*** INPUT RECORDS ***

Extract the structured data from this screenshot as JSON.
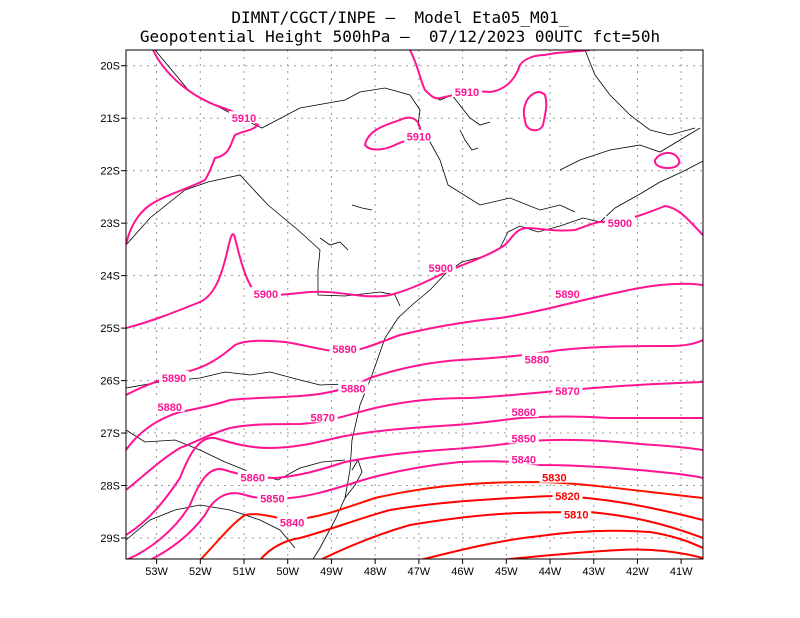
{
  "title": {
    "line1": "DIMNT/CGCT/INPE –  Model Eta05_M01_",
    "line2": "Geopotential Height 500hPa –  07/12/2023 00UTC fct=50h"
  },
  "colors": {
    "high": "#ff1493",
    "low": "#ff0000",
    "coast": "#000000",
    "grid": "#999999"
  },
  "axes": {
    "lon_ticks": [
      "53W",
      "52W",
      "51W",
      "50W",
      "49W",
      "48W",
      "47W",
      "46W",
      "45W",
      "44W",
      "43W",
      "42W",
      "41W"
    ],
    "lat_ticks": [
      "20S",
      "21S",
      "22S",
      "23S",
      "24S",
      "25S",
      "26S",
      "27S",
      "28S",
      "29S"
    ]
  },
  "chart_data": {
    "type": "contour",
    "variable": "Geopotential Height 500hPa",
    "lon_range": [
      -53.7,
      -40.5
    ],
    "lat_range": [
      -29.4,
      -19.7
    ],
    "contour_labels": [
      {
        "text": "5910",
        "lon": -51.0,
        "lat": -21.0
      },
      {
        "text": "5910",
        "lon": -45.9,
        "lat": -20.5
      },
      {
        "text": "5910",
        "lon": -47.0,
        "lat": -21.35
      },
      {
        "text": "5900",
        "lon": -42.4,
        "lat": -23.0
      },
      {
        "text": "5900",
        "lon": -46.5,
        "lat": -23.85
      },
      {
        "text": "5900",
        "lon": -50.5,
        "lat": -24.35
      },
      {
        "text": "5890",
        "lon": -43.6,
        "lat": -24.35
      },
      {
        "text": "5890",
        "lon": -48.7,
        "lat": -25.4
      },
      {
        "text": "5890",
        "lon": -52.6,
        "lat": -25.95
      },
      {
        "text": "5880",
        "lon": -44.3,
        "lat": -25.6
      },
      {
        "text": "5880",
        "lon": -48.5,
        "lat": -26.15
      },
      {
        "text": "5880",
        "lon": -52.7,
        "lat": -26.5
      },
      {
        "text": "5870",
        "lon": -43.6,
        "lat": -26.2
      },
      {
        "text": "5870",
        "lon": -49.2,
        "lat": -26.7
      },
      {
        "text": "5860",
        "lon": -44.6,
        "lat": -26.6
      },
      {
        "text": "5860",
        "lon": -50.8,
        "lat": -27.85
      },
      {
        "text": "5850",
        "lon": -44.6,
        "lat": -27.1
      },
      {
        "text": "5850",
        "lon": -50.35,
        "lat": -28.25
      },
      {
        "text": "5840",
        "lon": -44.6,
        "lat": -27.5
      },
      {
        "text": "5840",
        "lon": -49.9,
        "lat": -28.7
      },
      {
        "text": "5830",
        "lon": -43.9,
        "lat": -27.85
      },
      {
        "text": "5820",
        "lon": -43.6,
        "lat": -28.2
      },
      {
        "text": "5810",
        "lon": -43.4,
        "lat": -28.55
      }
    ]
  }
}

***
*** INPUT RECORDS ***

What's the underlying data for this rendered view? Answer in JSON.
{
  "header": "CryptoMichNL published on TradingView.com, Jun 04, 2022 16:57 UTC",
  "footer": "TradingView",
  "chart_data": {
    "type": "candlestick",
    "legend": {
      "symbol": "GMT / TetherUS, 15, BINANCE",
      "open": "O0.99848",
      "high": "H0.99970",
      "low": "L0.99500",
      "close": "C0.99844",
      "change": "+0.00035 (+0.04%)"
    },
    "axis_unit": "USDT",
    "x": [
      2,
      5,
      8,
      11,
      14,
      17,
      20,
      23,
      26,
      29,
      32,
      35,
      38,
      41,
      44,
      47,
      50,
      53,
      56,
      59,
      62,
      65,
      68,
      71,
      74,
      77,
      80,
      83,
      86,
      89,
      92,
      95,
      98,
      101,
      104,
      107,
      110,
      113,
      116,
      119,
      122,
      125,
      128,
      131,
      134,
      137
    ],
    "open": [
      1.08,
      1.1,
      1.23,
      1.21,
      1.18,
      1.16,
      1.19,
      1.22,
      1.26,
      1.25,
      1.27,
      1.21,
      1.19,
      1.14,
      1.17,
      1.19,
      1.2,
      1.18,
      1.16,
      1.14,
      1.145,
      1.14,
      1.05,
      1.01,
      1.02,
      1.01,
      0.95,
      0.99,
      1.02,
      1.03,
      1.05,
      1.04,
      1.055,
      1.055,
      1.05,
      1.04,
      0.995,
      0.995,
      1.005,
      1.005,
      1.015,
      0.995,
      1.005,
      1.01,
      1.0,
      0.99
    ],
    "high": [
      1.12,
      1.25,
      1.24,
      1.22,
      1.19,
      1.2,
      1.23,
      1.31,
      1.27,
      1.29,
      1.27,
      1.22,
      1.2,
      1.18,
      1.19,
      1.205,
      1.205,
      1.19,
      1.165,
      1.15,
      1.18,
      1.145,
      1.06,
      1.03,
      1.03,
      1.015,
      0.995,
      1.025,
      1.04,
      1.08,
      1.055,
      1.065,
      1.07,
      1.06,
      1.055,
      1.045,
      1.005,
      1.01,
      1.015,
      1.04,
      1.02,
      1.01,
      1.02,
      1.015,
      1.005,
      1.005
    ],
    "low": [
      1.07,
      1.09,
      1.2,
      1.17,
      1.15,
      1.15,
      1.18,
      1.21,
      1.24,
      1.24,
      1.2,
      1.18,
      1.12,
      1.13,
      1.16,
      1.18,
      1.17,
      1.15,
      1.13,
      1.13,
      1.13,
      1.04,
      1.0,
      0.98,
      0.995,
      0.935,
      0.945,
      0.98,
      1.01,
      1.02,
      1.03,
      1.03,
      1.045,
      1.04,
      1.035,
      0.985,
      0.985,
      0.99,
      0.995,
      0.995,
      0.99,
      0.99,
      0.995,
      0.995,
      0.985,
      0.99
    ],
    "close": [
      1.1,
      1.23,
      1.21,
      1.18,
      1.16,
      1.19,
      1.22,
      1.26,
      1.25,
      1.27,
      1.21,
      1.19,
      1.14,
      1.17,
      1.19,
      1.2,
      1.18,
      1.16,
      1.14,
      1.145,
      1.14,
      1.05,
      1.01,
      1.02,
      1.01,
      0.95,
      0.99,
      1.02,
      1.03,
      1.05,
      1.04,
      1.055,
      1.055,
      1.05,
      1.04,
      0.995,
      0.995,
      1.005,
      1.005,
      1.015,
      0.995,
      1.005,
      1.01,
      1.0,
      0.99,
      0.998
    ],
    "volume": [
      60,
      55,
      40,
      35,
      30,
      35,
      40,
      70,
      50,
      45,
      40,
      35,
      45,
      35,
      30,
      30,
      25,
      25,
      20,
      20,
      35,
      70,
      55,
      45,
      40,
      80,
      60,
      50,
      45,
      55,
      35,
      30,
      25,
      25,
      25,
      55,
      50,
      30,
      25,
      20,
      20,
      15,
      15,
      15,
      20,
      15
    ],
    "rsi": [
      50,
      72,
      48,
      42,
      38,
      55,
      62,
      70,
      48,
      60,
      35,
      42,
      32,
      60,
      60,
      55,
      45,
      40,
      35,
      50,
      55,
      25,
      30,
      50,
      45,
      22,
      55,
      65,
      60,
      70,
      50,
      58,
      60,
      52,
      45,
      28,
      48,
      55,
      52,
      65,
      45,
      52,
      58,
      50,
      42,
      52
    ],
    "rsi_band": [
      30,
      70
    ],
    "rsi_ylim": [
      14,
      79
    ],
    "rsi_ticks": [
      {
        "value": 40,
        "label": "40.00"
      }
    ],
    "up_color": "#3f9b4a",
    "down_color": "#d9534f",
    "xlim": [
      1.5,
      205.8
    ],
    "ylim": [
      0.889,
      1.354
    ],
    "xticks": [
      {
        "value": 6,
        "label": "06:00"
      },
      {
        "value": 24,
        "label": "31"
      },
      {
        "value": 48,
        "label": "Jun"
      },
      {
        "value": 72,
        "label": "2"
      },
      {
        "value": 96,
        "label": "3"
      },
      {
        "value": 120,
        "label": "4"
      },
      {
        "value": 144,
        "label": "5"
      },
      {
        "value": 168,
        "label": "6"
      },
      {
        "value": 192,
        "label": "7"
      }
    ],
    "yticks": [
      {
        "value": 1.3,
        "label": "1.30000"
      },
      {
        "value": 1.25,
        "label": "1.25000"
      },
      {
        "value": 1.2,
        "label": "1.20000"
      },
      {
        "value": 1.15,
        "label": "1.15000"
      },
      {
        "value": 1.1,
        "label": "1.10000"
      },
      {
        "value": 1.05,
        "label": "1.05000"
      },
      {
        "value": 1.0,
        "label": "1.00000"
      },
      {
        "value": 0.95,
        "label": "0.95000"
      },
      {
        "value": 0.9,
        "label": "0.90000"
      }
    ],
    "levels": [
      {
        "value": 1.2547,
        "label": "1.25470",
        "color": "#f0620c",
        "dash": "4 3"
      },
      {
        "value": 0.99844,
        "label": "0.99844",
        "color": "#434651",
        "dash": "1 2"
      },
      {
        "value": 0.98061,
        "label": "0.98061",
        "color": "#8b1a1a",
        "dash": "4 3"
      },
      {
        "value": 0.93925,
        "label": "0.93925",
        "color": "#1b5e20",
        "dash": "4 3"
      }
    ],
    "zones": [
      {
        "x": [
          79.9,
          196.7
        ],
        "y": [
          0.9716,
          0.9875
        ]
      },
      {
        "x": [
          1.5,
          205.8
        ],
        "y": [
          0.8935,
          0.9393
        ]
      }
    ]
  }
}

***
*** INPUT RECORDS ***

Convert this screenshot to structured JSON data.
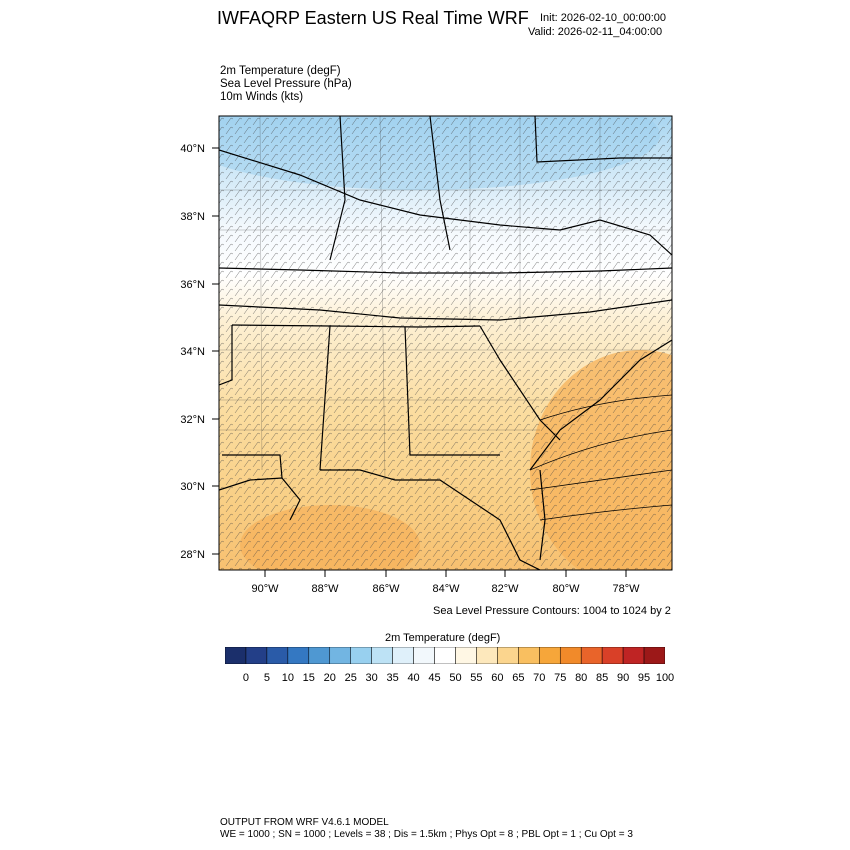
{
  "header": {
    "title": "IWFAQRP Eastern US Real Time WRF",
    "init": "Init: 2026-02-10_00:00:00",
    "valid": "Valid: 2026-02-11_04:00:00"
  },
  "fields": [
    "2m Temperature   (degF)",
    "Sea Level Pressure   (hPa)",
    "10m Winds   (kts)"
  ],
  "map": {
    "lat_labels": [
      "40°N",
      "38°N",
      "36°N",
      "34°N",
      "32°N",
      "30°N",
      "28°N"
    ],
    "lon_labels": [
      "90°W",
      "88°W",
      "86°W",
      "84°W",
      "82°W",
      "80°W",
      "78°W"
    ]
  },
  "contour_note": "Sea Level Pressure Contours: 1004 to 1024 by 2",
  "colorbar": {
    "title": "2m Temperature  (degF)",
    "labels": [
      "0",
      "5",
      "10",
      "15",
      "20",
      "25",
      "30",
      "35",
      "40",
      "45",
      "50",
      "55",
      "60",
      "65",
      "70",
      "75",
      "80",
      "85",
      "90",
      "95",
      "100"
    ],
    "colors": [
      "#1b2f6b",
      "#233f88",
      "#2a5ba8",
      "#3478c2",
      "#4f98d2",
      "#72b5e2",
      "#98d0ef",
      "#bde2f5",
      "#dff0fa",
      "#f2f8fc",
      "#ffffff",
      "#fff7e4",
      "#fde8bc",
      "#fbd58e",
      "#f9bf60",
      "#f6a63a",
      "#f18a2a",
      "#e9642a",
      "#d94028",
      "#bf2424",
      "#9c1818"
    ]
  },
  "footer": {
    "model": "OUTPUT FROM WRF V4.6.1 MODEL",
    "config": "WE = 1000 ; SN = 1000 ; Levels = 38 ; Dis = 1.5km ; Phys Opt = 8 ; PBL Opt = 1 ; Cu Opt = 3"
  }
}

***

TASK TO COMPLETE =>
Show all lines in the entries above where the word "screenshot" appears.

REPLY =>
Extract the structured data from this screenshot as JSON.
Convert this screenshot to structured JSON data.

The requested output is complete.